DATA ENTRIES:
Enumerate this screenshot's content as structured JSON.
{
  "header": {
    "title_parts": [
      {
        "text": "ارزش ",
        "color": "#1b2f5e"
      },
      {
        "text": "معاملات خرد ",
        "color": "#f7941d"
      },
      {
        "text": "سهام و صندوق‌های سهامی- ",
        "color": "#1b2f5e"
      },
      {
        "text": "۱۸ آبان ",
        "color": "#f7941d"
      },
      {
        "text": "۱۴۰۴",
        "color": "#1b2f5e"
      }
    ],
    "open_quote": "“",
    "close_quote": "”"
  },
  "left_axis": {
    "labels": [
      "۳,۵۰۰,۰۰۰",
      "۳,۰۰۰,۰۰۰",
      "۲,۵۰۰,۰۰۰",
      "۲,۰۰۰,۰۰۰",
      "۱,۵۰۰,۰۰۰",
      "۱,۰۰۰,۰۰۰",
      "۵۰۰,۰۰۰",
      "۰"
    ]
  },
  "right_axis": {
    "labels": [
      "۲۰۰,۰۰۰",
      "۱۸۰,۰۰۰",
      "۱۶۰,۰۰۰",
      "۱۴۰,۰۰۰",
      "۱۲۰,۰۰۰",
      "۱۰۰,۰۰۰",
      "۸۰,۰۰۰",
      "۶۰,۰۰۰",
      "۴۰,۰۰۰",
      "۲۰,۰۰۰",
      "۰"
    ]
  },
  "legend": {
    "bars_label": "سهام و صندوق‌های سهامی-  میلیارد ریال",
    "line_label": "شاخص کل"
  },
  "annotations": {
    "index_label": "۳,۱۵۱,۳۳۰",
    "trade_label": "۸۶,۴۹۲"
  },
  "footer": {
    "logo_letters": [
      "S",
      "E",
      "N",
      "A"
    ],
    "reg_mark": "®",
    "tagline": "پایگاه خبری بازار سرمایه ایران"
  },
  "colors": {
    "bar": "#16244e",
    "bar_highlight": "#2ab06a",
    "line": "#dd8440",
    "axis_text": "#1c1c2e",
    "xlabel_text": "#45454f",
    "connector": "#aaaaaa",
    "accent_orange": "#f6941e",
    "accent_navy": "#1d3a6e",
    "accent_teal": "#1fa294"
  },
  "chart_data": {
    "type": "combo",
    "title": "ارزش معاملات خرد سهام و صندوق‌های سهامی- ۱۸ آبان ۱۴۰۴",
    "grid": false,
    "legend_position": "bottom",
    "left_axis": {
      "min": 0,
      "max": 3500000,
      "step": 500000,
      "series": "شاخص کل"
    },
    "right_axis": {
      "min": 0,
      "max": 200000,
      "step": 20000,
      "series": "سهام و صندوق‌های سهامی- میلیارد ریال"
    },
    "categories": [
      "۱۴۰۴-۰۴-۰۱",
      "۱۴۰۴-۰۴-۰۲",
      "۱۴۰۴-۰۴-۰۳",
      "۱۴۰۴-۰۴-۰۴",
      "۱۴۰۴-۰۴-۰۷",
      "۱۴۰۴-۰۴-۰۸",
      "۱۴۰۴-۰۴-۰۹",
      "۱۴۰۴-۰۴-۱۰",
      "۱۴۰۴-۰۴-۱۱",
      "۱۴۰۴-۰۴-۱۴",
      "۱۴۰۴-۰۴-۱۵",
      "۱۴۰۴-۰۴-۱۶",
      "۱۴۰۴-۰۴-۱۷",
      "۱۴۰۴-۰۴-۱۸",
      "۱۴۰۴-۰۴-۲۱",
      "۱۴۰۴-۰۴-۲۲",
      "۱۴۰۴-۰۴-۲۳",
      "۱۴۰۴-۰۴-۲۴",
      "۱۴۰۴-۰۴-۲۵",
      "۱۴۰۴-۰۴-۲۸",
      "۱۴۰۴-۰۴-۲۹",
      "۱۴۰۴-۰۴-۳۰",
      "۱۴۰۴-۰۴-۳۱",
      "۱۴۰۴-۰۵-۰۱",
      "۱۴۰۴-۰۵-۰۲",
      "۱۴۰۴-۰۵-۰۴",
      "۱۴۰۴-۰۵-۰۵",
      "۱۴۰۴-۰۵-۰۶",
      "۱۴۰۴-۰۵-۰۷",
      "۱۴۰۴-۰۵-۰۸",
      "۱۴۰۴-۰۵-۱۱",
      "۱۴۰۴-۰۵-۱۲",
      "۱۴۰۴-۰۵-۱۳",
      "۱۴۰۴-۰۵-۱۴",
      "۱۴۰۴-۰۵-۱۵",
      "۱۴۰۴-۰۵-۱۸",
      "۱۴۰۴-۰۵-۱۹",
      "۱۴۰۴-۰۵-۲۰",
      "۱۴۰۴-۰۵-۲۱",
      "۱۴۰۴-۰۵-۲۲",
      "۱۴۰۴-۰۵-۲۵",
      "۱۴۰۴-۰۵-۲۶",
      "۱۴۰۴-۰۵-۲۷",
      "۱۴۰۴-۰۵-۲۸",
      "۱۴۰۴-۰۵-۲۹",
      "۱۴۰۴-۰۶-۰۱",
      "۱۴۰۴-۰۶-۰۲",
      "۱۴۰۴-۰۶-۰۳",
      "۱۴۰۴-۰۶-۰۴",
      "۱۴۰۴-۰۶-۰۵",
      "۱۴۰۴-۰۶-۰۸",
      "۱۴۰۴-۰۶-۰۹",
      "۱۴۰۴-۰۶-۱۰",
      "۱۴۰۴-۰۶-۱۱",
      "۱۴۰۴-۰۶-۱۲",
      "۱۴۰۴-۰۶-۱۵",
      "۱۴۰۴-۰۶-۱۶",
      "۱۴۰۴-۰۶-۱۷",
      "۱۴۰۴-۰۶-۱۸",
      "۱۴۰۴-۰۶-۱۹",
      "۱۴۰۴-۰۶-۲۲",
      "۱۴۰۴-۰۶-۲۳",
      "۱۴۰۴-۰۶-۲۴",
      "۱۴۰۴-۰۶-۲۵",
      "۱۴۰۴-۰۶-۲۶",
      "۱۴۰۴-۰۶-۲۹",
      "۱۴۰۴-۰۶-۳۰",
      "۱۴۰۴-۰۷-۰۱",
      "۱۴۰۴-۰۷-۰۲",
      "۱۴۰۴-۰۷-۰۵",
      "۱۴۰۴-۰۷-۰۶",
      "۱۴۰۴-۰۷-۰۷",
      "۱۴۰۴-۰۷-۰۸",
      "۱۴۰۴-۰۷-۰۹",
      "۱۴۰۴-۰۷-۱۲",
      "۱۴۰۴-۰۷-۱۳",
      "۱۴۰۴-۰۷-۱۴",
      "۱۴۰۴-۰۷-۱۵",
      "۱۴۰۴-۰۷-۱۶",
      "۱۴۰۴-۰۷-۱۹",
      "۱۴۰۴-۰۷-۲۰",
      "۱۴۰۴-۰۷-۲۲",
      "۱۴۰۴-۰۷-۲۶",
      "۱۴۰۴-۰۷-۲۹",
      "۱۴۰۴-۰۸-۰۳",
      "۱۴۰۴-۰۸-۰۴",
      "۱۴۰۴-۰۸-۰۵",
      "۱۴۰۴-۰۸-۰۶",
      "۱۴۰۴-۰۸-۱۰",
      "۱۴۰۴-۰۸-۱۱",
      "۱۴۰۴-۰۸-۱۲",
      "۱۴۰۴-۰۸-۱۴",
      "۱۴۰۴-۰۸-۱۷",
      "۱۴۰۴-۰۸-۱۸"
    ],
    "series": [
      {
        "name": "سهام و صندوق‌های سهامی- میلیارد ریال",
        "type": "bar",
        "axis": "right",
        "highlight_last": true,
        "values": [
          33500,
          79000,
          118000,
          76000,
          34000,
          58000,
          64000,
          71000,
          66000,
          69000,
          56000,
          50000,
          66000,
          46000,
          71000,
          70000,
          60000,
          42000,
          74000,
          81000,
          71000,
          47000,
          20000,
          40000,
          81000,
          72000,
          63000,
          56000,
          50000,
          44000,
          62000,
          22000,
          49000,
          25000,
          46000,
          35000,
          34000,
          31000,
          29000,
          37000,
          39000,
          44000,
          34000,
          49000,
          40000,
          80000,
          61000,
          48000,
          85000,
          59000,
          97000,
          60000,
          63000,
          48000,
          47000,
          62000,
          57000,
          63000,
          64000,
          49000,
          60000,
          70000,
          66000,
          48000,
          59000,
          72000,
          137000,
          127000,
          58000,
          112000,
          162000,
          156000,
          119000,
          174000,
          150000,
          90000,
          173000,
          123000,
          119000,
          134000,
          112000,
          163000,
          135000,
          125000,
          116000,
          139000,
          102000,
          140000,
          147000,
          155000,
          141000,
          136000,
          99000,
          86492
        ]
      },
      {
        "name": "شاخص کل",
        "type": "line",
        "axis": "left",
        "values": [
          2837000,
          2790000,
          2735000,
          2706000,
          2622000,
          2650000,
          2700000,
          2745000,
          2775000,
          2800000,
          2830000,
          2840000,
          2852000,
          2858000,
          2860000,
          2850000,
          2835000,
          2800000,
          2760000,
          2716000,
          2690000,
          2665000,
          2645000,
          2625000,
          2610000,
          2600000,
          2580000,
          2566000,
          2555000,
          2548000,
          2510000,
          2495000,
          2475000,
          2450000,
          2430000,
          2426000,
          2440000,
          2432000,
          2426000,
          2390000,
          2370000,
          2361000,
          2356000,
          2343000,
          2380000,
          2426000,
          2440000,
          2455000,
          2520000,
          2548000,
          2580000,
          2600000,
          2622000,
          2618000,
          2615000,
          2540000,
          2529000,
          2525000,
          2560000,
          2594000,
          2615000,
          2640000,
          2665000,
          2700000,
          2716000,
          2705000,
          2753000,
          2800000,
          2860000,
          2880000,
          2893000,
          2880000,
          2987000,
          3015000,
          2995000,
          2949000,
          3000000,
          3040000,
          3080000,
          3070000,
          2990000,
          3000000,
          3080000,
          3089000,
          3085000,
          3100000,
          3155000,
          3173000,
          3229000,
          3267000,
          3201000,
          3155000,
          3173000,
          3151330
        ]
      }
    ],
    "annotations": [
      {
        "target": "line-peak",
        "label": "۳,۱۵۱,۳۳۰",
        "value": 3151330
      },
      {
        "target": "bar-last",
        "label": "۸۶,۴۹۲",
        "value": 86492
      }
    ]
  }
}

TO BE DONE: Pick out the lines that contain "صندوق" and copy them.

OUTPUT FOR THIS EXERCISE:
        "text": "سهام و صندوق‌های سهامی- ",
    "bars_label": "سهام و صندوق‌های سهامی-  میلیارد ریال",
    "title": "ارزش معاملات خرد سهام و صندوق‌های سهامی- ۱۸ آبان ۱۴۰۴",
      "series": "سهام و صندوق‌های سهامی- میلیارد ریال"
        "name": "سهام و صندوق‌های سهامی- میلیارد ریال",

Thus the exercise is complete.